Your job is to retype all of the data word for word, leaving every image out.

• Listed records:
(begin)

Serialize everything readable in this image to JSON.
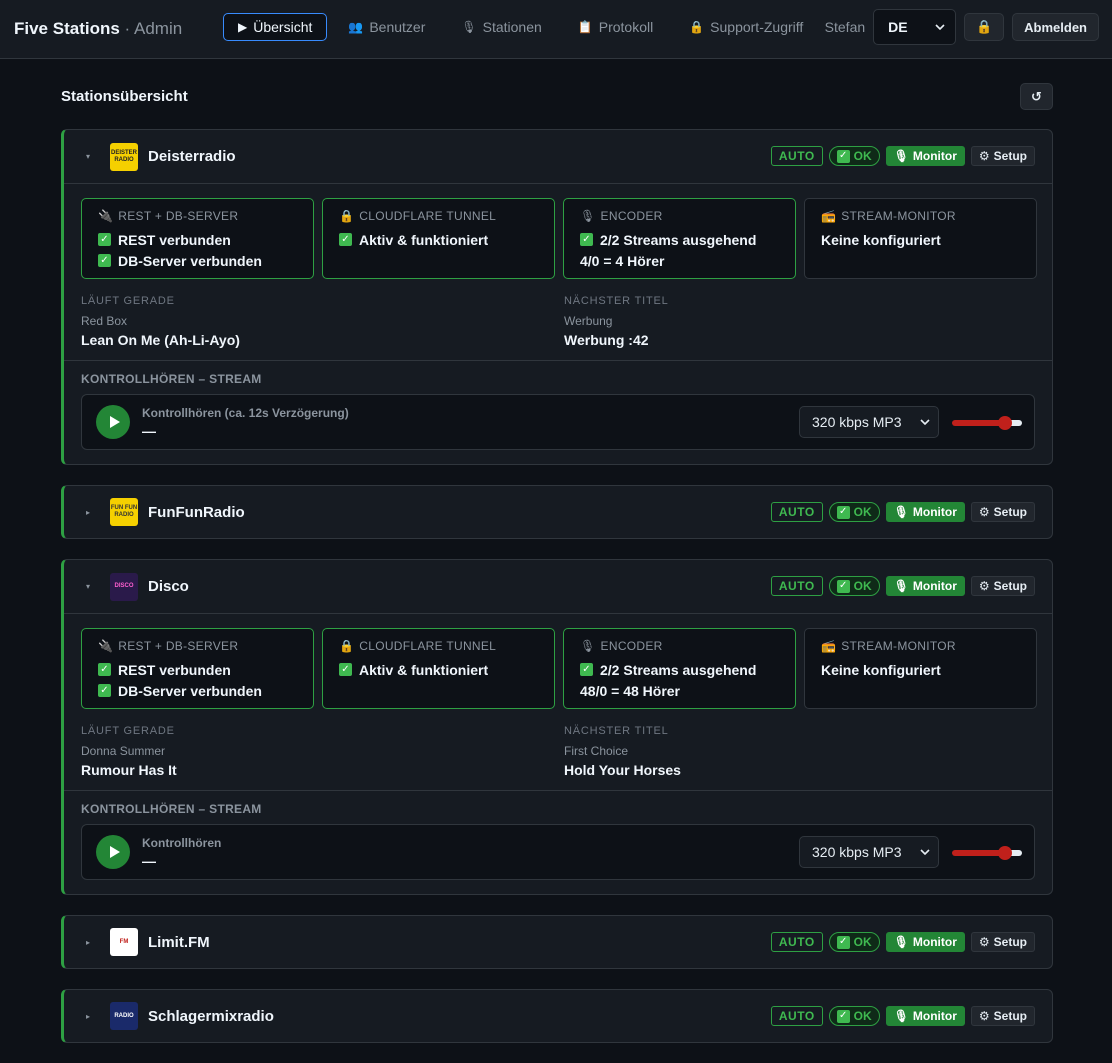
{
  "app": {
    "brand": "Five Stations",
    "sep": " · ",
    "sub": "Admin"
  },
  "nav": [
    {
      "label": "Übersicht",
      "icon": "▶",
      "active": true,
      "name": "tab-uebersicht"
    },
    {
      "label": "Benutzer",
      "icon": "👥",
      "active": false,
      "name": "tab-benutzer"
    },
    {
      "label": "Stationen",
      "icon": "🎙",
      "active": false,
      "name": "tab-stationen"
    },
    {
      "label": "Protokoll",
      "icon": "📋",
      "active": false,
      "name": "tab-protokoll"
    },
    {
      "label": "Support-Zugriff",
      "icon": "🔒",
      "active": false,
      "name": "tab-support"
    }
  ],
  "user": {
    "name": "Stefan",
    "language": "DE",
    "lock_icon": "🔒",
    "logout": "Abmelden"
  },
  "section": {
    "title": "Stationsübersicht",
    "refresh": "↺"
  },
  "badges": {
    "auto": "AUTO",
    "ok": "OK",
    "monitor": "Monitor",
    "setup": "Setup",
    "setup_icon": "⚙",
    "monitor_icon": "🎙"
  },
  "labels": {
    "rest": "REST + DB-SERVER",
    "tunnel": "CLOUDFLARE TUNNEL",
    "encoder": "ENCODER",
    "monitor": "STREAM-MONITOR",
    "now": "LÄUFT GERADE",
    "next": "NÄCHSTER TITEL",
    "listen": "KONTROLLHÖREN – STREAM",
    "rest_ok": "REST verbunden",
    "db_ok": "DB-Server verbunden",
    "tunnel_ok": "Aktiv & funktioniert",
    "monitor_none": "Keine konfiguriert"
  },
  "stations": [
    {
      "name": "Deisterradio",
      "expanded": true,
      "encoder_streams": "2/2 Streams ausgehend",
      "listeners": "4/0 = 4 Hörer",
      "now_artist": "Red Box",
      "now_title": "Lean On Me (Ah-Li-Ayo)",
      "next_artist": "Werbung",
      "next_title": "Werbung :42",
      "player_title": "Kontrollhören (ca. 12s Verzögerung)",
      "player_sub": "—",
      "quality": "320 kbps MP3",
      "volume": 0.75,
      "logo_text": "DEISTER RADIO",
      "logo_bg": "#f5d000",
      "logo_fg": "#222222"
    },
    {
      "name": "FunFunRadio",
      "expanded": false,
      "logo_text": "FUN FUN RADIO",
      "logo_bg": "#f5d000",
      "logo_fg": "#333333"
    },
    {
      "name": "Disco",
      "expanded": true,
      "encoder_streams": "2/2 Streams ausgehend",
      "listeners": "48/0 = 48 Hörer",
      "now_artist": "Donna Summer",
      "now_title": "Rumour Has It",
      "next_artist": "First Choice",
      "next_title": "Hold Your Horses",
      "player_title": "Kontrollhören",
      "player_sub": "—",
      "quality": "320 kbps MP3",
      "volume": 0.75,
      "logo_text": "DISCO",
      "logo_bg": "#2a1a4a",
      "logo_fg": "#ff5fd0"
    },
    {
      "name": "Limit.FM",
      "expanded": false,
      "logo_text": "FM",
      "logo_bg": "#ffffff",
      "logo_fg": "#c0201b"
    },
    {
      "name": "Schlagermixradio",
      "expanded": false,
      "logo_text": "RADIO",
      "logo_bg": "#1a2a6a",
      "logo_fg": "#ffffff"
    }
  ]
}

(end)

• Worked answer:
Serialize everything readable in this image to JSON.
{
  "app": {
    "brand": "Five Stations",
    "sep": " · ",
    "sub": "Admin"
  },
  "nav": [
    {
      "label": "Übersicht",
      "icon": "▶",
      "active": true,
      "name": "tab-uebersicht"
    },
    {
      "label": "Benutzer",
      "icon": "👥",
      "active": false,
      "name": "tab-benutzer"
    },
    {
      "label": "Stationen",
      "icon": "🎙",
      "active": false,
      "name": "tab-stationen"
    },
    {
      "label": "Protokoll",
      "icon": "📋",
      "active": false,
      "name": "tab-protokoll"
    },
    {
      "label": "Support-Zugriff",
      "icon": "🔒",
      "active": false,
      "name": "tab-support"
    }
  ],
  "user": {
    "name": "Stefan",
    "language": "DE",
    "lock_icon": "🔒",
    "logout": "Abmelden"
  },
  "section": {
    "title": "Stationsübersicht",
    "refresh": "↺"
  },
  "badges": {
    "auto": "AUTO",
    "ok": "OK",
    "monitor": "Monitor",
    "setup": "Setup",
    "setup_icon": "⚙",
    "monitor_icon": "🎙"
  },
  "labels": {
    "rest": "REST + DB-SERVER",
    "tunnel": "CLOUDFLARE TUNNEL",
    "encoder": "ENCODER",
    "monitor": "STREAM-MONITOR",
    "now": "LÄUFT GERADE",
    "next": "NÄCHSTER TITEL",
    "listen": "KONTROLLHÖREN – STREAM",
    "rest_ok": "REST verbunden",
    "db_ok": "DB-Server verbunden",
    "tunnel_ok": "Aktiv & funktioniert",
    "monitor_none": "Keine konfiguriert"
  },
  "stations": [
    {
      "name": "Deisterradio",
      "expanded": true,
      "encoder_streams": "2/2 Streams ausgehend",
      "listeners": "4/0 = 4 Hörer",
      "now_artist": "Red Box",
      "now_title": "Lean On Me (Ah-Li-Ayo)",
      "next_artist": "Werbung",
      "next_title": "Werbung :42",
      "player_title": "Kontrollhören (ca. 12s Verzögerung)",
      "player_sub": "—",
      "quality": "320 kbps MP3",
      "volume": 0.75,
      "logo_text": "DEISTER RADIO",
      "logo_bg": "#f5d000",
      "logo_fg": "#222222"
    },
    {
      "name": "FunFunRadio",
      "expanded": false,
      "logo_text": "FUN FUN RADIO",
      "logo_bg": "#f5d000",
      "logo_fg": "#333333"
    },
    {
      "name": "Disco",
      "expanded": true,
      "encoder_streams": "2/2 Streams ausgehend",
      "listeners": "48/0 = 48 Hörer",
      "now_artist": "Donna Summer",
      "now_title": "Rumour Has It",
      "next_artist": "First Choice",
      "next_title": "Hold Your Horses",
      "player_title": "Kontrollhören",
      "player_sub": "—",
      "quality": "320 kbps MP3",
      "volume": 0.75,
      "logo_text": "DISCO",
      "logo_bg": "#2a1a4a",
      "logo_fg": "#ff5fd0"
    },
    {
      "name": "Limit.FM",
      "expanded": false,
      "logo_text": "FM",
      "logo_bg": "#ffffff",
      "logo_fg": "#c0201b"
    },
    {
      "name": "Schlagermixradio",
      "expanded": false,
      "logo_text": "RADIO",
      "logo_bg": "#1a2a6a",
      "logo_fg": "#ffffff"
    }
  ]
}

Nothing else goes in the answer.